_Directive:_
Filter this data down to the lines that hold "title", and copy them.
======== Task input
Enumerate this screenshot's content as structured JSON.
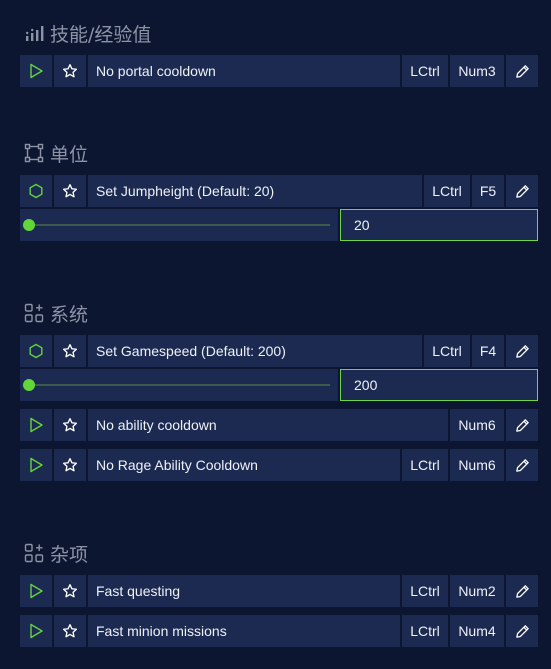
{
  "sections": [
    {
      "title": "技能/经验值",
      "icon": "bar-chart-icon",
      "items": [
        {
          "icon": "play-icon",
          "name": "No portal cooldown",
          "keys": [
            "LCtrl",
            "Num3"
          ]
        }
      ]
    },
    {
      "title": "单位",
      "icon": "unit-nodes-icon",
      "items": [
        {
          "icon": "hexagon-icon",
          "name": "Set Jumpheight (Default: 20)",
          "keys": [
            "LCtrl",
            "F5"
          ],
          "slider": {
            "value": "20",
            "fraction": 0.0
          }
        }
      ]
    },
    {
      "title": "系统",
      "icon": "grid-plus-icon",
      "items": [
        {
          "icon": "hexagon-icon",
          "name": "Set Gamespeed (Default: 200)",
          "keys": [
            "LCtrl",
            "F4"
          ],
          "slider": {
            "value": "200",
            "fraction": 0.0
          }
        },
        {
          "icon": "play-icon",
          "name": "No ability cooldown",
          "keys": [
            "Num6"
          ]
        },
        {
          "icon": "play-icon",
          "name": "No Rage Ability Cooldown",
          "keys": [
            "LCtrl",
            "Num6"
          ]
        }
      ]
    },
    {
      "title": "杂项",
      "icon": "grid-plus-icon",
      "items": [
        {
          "icon": "play-icon",
          "name": "Fast questing",
          "keys": [
            "LCtrl",
            "Num2"
          ]
        },
        {
          "icon": "play-icon",
          "name": "Fast minion missions",
          "keys": [
            "LCtrl",
            "Num4"
          ]
        }
      ]
    }
  ],
  "colors": {
    "background": "#0d1630",
    "cell": "#1c2a52",
    "accent_green": "#62d63a",
    "header_text": "#8c93a6"
  }
}
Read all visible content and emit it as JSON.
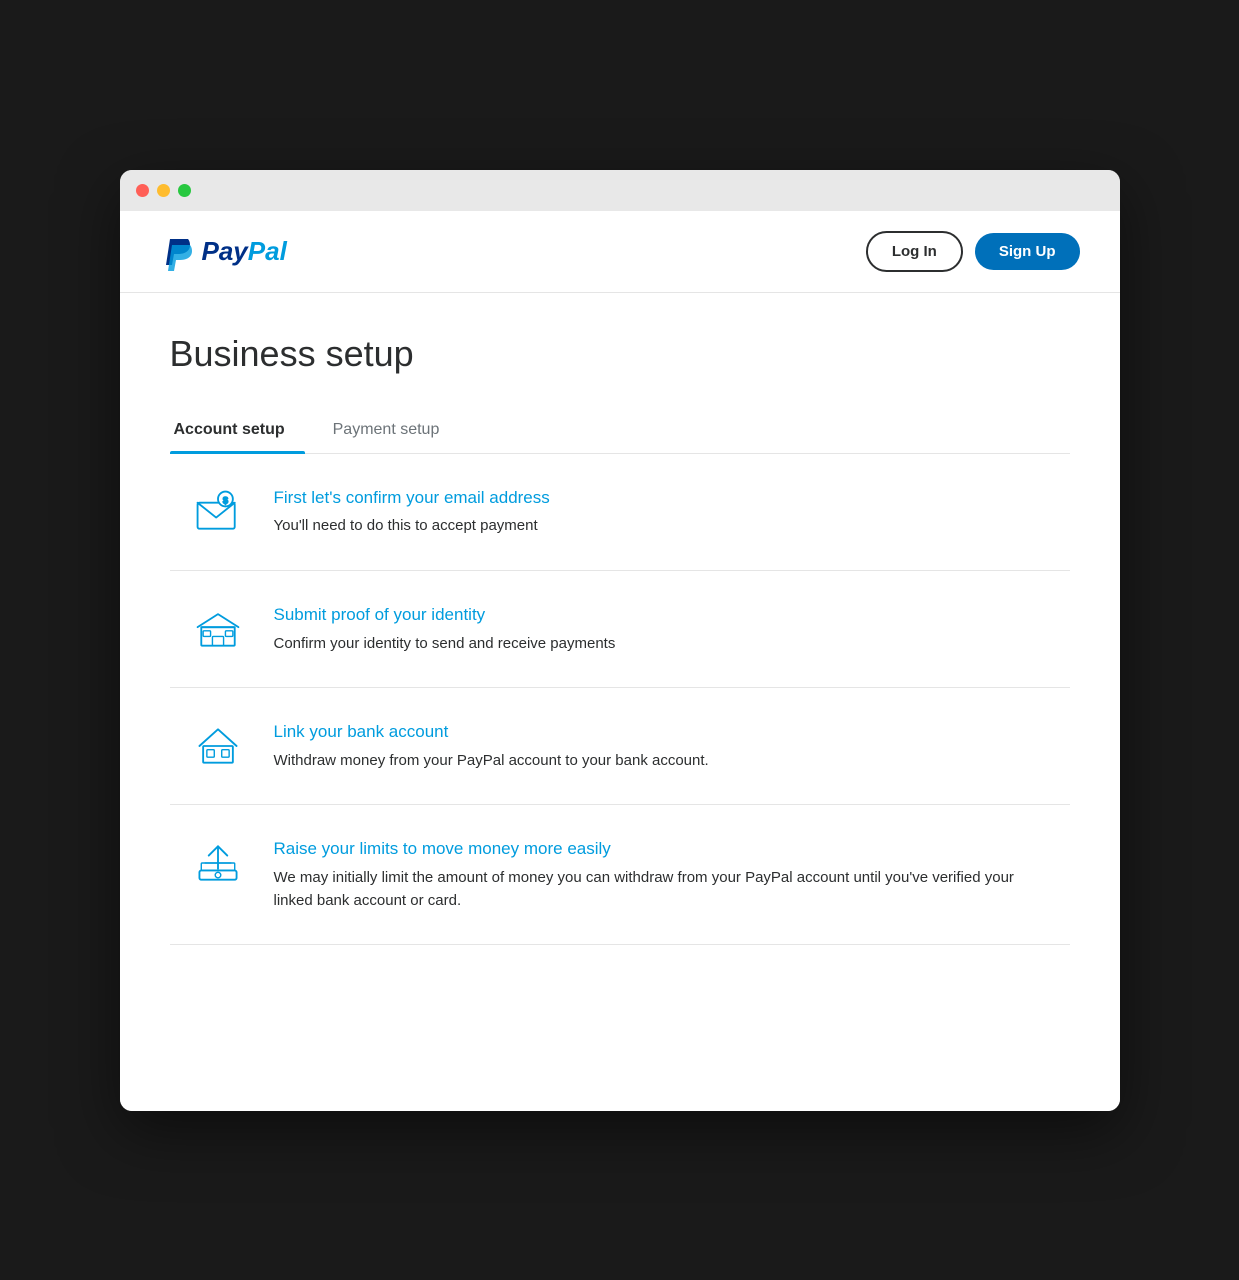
{
  "browser": {
    "traffic_lights": [
      "red",
      "yellow",
      "green"
    ]
  },
  "header": {
    "logo_text_pay": "Pay",
    "logo_text_pal": "Pal",
    "logo_p": "P",
    "login_label": "Log In",
    "signup_label": "Sign Up"
  },
  "page": {
    "title": "Business setup"
  },
  "tabs": [
    {
      "id": "account-setup",
      "label": "Account setup",
      "active": true
    },
    {
      "id": "payment-setup",
      "label": "Payment setup",
      "active": false
    }
  ],
  "setup_items": [
    {
      "id": "confirm-email",
      "title": "First let's confirm your email address",
      "description": "You'll need to do this to accept payment",
      "icon": "email"
    },
    {
      "id": "submit-identity",
      "title": "Submit proof of your identity",
      "description": "Confirm your identity to send and receive payments",
      "icon": "store"
    },
    {
      "id": "link-bank",
      "title": "Link your bank account",
      "description": "Withdraw money from your PayPal account to your bank account.",
      "icon": "bank"
    },
    {
      "id": "raise-limits",
      "title": "Raise your limits to move money more easily",
      "description": "We may initially limit the amount of money you can withdraw from your PayPal account until you've verified your linked bank account or card.",
      "icon": "upload"
    }
  ]
}
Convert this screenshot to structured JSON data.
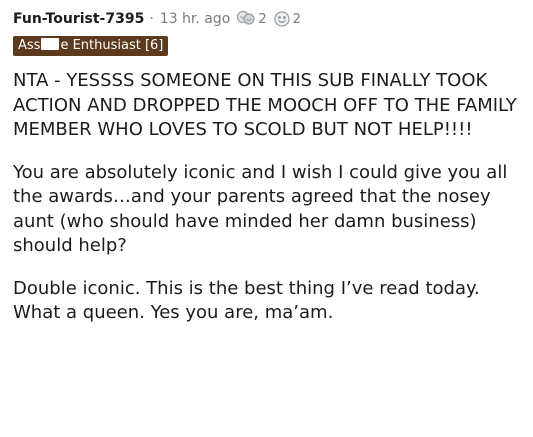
{
  "comment": {
    "username": "Fun-Tourist-7395",
    "separator": "·",
    "time": "13 hr. ago",
    "awards": [
      {
        "icon": "helpful-award-icon",
        "count": "2"
      },
      {
        "icon": "wholesome-award-icon",
        "count": "2"
      }
    ],
    "flair": {
      "prefix": "Ass",
      "suffix": "e Enthusiast [6]",
      "background": "#5b3a1e"
    },
    "paragraphs": [
      "NTA - YESSSS SOMEONE ON THIS SUB FINALLY TOOK ACTION AND DROPPED THE MOOCH OFF TO THE FAMILY MEMBER WHO LOVES TO SCOLD BUT NOT HELP!!!!",
      "You are absolutely iconic and I wish I could give you all the awards…and your parents agreed that the nosey aunt (who should have minded her damn business) should help?",
      "Double iconic. This is the best thing I’ve read today. What a queen. Yes you are, ma’am."
    ]
  }
}
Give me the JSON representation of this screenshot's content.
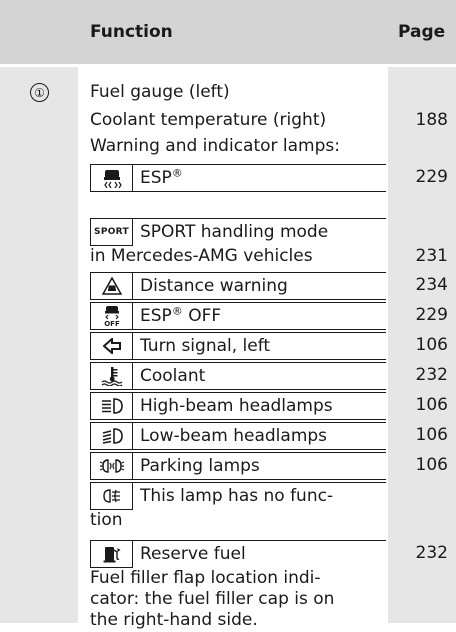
{
  "header": {
    "function_label": "Function",
    "page_label": "Page"
  },
  "section": {
    "marker": "①"
  },
  "intro": [
    {
      "text": "Fuel gauge (left)",
      "page": ""
    },
    {
      "text": "Coolant temperature (right)",
      "page": "188"
    },
    {
      "text": "Warning and indicator lamps:",
      "page": ""
    }
  ],
  "lamps": [
    {
      "icon": "esp-icon",
      "label": "ESP",
      "sup": "®",
      "label_after": "",
      "page": "229"
    },
    {
      "icon": "sport-icon",
      "icon_text": "SPORT",
      "label": "SPORT handling mode",
      "page": ""
    },
    {
      "icon": "distance-warning-icon",
      "label": "Distance warning",
      "page": "234"
    },
    {
      "icon": "esp-off-icon",
      "label": "ESP",
      "sup": "®",
      "label_after": " OFF",
      "page": "229"
    },
    {
      "icon": "turn-signal-left-icon",
      "label": "Turn signal, left",
      "page": "106"
    },
    {
      "icon": "coolant-icon",
      "label": "Coolant",
      "page": "232"
    },
    {
      "icon": "high-beam-icon",
      "label": "High-beam headlamps",
      "page": "106"
    },
    {
      "icon": "low-beam-icon",
      "label": "Low-beam headlamps",
      "page": "106"
    },
    {
      "icon": "parking-lamps-icon",
      "label": "Parking lamps",
      "page": "106"
    },
    {
      "icon": "rear-fog-icon",
      "label": "This lamp has no func-",
      "page": ""
    },
    {
      "icon": "reserve-fuel-icon",
      "label": "Reserve fuel",
      "page": "232"
    }
  ],
  "continuations": {
    "sport": {
      "text": "in Mercedes-AMG vehicles",
      "page": "231"
    },
    "rear_fog": {
      "text": "tion"
    }
  },
  "footer_lines": [
    "Fuel filler flap location indi-",
    "cator: the fuel filler cap is on",
    "the right-hand side."
  ]
}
================
_Written solution:_
      "title": "技能/经验值",
      "title": "单位",
      "title": "系统",
      "title": "杂项",
    "title": "Business setup"
      "title": "First let's confirm your email address",
      "title": "Submit proof of your identity",
      "title": "Link your bank account",
      "title": "Raise your limits to move money more easily",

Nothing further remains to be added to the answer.